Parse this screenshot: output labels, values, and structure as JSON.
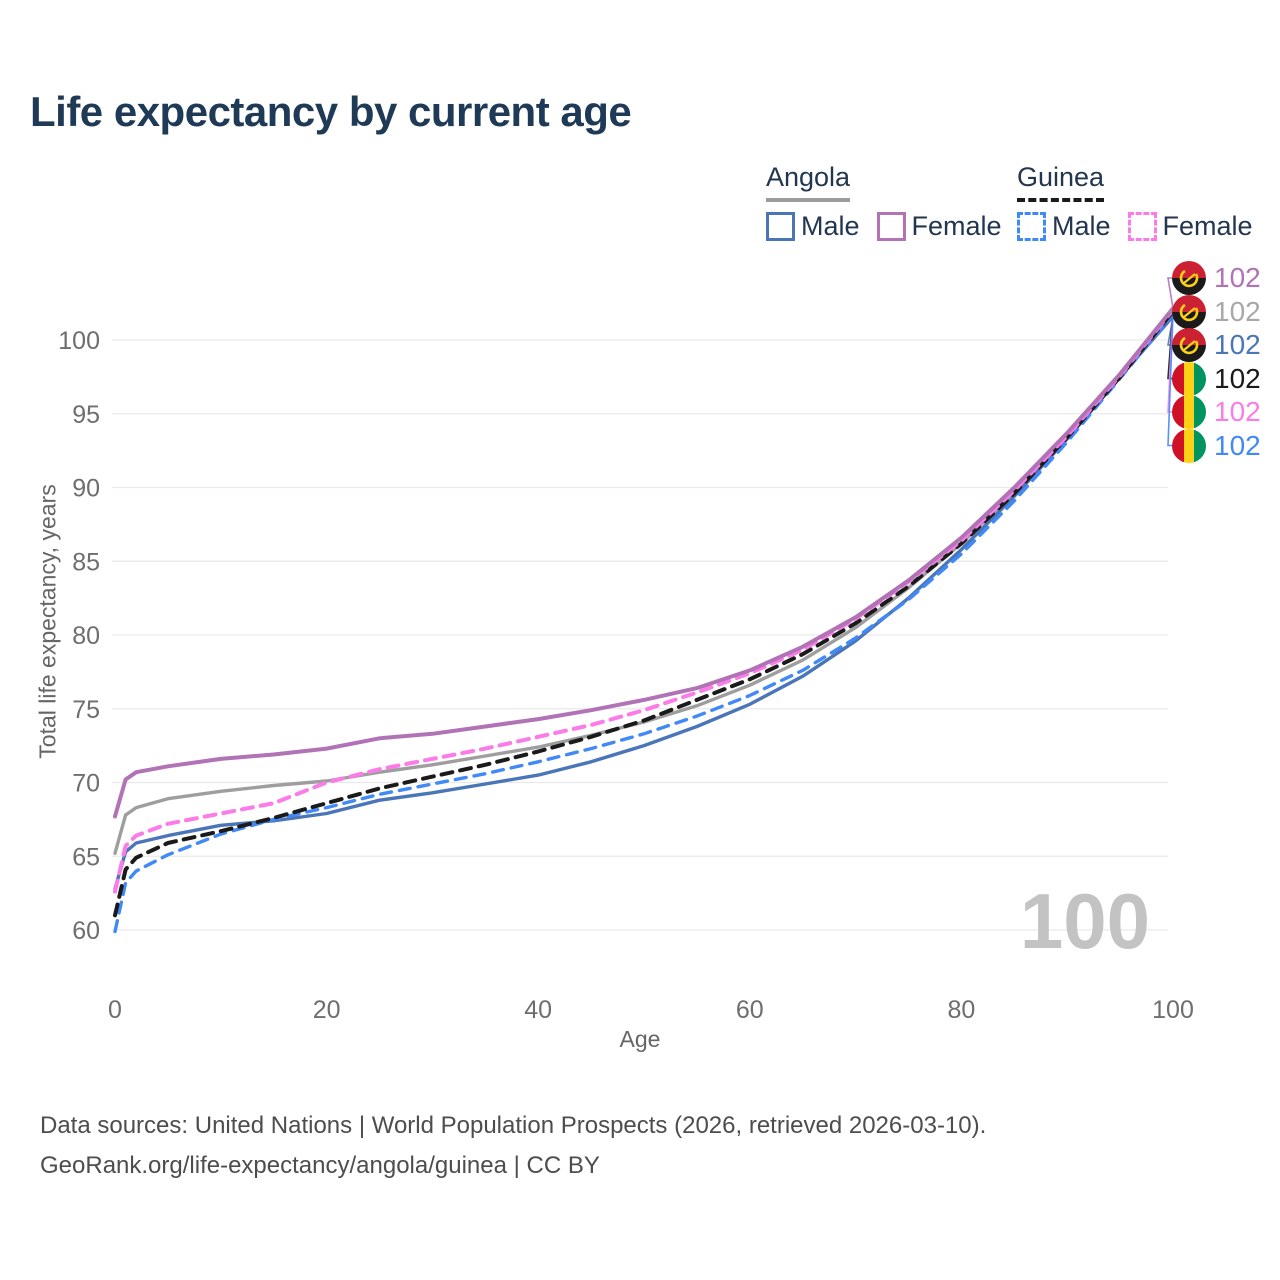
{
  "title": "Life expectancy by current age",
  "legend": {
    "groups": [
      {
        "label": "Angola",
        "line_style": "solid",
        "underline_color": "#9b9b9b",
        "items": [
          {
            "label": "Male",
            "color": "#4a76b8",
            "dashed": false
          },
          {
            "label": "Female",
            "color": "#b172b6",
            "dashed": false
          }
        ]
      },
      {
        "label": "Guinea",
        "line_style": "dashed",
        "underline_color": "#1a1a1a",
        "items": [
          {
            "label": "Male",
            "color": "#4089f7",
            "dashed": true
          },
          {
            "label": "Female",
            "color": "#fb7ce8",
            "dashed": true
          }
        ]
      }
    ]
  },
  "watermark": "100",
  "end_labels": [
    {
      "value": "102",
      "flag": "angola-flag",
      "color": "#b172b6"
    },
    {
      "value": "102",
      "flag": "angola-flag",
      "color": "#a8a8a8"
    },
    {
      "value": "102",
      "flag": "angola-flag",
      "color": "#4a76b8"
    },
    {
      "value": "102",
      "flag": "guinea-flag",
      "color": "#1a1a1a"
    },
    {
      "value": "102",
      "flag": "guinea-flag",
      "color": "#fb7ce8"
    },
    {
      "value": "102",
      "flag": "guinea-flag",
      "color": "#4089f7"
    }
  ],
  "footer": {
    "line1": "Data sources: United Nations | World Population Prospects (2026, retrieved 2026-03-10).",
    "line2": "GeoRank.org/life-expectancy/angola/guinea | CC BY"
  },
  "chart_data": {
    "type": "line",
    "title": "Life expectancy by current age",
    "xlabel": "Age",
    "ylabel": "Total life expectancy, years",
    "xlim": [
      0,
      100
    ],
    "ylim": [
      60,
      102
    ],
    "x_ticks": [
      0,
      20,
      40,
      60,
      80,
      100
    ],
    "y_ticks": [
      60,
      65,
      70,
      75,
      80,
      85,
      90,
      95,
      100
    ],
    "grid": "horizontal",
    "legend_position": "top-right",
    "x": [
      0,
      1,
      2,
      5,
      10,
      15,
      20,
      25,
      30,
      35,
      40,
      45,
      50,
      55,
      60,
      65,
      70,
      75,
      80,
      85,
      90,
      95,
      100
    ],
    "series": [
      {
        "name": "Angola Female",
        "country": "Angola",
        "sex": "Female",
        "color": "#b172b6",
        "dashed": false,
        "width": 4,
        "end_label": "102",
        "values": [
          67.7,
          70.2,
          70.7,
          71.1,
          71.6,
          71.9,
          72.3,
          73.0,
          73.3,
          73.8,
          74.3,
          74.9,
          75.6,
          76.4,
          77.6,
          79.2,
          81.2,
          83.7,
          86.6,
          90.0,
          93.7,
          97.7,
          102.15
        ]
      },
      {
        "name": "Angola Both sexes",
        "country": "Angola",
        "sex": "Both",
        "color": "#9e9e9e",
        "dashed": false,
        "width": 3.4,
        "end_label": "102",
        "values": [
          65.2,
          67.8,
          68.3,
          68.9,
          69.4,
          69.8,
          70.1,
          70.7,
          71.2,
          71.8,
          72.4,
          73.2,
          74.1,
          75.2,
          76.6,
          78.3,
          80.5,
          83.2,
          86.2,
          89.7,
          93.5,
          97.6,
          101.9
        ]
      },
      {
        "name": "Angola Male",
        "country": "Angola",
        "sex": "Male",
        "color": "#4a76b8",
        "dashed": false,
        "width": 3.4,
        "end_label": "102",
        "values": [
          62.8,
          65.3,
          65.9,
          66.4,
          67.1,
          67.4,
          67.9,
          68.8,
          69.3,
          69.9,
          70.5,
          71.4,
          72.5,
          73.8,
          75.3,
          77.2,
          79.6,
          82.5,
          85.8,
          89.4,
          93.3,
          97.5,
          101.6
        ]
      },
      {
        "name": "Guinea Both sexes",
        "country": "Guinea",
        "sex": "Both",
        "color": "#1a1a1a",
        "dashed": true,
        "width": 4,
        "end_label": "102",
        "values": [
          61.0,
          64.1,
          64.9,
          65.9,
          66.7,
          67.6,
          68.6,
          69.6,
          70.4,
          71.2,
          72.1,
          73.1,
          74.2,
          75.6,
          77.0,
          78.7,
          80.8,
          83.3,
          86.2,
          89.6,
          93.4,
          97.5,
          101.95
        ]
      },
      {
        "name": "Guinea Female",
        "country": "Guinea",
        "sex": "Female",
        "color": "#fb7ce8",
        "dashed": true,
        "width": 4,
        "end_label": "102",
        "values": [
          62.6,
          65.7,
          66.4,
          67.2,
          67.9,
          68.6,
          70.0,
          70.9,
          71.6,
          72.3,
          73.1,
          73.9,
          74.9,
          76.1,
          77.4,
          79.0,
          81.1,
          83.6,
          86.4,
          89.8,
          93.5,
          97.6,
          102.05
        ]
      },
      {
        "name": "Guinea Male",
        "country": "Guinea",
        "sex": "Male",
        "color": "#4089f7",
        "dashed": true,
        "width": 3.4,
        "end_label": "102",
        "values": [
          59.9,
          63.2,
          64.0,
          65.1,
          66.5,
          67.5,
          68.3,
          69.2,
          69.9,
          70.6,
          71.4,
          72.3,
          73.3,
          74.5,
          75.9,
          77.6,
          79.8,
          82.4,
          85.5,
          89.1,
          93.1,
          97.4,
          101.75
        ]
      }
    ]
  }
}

TASK PROMPT: Filter the entries down to the lines containing "current". Copy each of those lines.

EXERCISE SOLUTION:
  "title": "Life expectancy by current age",
    "title": "Life expectancy by current age",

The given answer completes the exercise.